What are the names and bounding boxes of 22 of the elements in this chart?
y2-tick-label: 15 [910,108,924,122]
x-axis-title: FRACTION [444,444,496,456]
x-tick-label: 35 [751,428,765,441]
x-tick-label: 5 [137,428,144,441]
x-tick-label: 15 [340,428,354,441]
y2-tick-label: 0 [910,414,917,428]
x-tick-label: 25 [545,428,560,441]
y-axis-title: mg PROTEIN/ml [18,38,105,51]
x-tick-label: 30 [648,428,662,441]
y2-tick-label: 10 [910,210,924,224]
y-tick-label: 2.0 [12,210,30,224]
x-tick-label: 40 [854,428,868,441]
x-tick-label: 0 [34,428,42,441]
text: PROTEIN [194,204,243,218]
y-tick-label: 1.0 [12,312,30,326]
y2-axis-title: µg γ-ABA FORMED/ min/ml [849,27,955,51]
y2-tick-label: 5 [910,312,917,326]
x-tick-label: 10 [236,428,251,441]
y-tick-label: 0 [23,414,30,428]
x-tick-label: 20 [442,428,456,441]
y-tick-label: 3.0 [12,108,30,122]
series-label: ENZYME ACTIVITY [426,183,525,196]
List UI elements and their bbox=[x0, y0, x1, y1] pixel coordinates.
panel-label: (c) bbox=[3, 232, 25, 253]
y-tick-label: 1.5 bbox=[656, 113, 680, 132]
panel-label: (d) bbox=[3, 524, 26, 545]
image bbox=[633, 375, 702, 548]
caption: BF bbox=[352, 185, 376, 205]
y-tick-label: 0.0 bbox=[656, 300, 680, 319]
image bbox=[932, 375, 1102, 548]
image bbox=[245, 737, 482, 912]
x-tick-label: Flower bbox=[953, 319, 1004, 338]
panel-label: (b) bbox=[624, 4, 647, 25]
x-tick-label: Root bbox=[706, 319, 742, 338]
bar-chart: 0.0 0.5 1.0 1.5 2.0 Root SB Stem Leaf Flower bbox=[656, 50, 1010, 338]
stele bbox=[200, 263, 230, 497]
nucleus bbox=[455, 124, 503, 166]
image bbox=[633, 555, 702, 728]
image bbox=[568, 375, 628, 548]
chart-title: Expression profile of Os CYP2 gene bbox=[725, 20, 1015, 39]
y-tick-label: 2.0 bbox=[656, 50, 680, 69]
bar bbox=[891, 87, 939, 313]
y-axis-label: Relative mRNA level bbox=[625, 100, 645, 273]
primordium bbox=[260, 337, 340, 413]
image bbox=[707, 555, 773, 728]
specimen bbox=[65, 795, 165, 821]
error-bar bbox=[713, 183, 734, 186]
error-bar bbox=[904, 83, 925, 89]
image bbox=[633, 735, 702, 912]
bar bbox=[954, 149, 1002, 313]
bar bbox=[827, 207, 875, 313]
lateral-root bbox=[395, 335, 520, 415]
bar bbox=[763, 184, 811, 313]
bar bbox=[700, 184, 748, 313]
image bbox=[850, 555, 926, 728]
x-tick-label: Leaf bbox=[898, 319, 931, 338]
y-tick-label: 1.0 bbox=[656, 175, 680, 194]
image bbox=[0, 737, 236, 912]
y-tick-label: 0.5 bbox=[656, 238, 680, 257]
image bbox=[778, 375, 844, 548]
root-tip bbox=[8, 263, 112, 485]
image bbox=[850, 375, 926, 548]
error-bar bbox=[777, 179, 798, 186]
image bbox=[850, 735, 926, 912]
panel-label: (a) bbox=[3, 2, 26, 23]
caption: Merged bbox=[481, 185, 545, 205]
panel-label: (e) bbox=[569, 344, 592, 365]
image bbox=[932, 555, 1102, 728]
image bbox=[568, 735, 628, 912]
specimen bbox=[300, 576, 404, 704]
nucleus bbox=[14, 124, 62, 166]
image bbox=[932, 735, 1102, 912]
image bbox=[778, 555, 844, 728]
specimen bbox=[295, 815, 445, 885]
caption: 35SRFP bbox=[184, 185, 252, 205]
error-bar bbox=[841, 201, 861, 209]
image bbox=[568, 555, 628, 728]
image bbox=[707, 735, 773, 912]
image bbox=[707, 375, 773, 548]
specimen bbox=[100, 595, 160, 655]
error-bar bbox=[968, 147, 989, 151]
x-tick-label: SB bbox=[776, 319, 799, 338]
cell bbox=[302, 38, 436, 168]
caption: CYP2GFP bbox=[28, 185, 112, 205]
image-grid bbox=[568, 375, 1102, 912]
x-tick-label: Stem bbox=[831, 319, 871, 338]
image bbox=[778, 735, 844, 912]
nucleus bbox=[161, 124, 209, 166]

Task:
Scan the material above for the string "chart" and return the lines that hold it.

Completed exercise:
What are the names and bounding boxes of 22 of the elements in this chart?
bar-chart: 0.0 0.5 1.0 1.5 2.0 Root SB Stem Leaf Flower bbox=[656, 50, 1010, 338]
chart-title: Expression profile of Os CYP2 gene bbox=[725, 20, 1015, 39]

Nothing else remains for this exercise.